Description of the task:
Reproduce all entries precisely, down to the last character.

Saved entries
-- Start --

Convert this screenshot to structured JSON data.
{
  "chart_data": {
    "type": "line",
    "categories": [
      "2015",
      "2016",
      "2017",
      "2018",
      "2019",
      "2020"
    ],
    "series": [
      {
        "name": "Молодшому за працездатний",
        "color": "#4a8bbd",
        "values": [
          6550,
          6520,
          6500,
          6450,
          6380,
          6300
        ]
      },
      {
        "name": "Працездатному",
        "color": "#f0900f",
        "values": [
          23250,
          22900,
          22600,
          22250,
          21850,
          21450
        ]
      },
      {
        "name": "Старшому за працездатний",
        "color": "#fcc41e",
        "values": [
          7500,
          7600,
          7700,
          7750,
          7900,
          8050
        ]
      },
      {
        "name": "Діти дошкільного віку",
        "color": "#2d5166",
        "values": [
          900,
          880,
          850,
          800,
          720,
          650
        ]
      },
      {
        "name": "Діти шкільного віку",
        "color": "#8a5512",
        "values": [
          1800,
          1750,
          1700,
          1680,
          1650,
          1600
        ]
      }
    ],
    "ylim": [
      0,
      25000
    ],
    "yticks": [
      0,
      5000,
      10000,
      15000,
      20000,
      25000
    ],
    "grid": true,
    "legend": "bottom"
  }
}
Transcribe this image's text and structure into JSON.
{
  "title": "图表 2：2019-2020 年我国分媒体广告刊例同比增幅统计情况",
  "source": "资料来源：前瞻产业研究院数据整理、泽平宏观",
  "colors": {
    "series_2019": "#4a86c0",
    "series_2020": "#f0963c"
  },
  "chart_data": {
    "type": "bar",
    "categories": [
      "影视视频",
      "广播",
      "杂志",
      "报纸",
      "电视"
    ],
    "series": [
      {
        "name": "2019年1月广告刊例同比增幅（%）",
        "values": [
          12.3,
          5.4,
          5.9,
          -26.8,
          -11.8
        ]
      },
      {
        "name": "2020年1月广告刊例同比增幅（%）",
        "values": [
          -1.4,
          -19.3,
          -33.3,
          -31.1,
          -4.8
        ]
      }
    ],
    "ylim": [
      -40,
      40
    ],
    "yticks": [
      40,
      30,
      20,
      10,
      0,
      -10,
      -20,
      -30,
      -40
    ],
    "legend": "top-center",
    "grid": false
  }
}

-- End --

The solution:
Convert this screenshot to structured JSON data.
{
  "chart_data": {
    "type": "line",
    "categories": [
      "2015",
      "2016",
      "2017",
      "2018",
      "2019",
      "2020"
    ],
    "series": [
      {
        "name": "Молодшому за працездатний",
        "color": "#4a8bbd",
        "values": [
          6550,
          6520,
          6500,
          6450,
          6380,
          6300
        ]
      },
      {
        "name": "Працездатному",
        "color": "#f0900f",
        "values": [
          23250,
          22900,
          22600,
          22250,
          21850,
          21450
        ]
      },
      {
        "name": "Старшому за працездатний",
        "color": "#fcc41e",
        "values": [
          7500,
          7600,
          7700,
          7750,
          7900,
          8050
        ]
      },
      {
        "name": "Діти дошкільного віку",
        "color": "#2d5166",
        "values": [
          900,
          880,
          850,
          800,
          720,
          650
        ]
      },
      {
        "name": "Діти шкільного віку",
        "color": "#8a5512",
        "values": [
          1800,
          1750,
          1700,
          1680,
          1650,
          1600
        ]
      }
    ],
    "ylim": [
      0,
      25000
    ],
    "yticks": [
      0,
      5000,
      10000,
      15000,
      20000,
      25000
    ],
    "grid": true,
    "legend": "bottom"
  }
}
Transcribe this image's text and structure into JSON.
{
  "title": "图表 2：2019-2020 年我国分媒体广告刊例同比增幅统计情况",
  "source": "资料来源：前瞻产业研究院数据整理、泽平宏观",
  "colors": {
    "series_2019": "#4a86c0",
    "series_2020": "#f0963c"
  },
  "chart_data": {
    "type": "bar",
    "categories": [
      "影视视频",
      "广播",
      "杂志",
      "报纸",
      "电视"
    ],
    "series": [
      {
        "name": "2019年1月广告刊例同比增幅（%）",
        "values": [
          12.3,
          5.4,
          5.9,
          -26.8,
          -11.8
        ]
      },
      {
        "name": "2020年1月广告刊例同比增幅（%）",
        "values": [
          -1.4,
          -19.3,
          -33.3,
          -31.1,
          -4.8
        ]
      }
    ],
    "ylim": [
      -40,
      40
    ],
    "yticks": [
      40,
      30,
      20,
      10,
      0,
      -10,
      -20,
      -30,
      -40
    ],
    "legend": "top-center",
    "grid": false
  }
}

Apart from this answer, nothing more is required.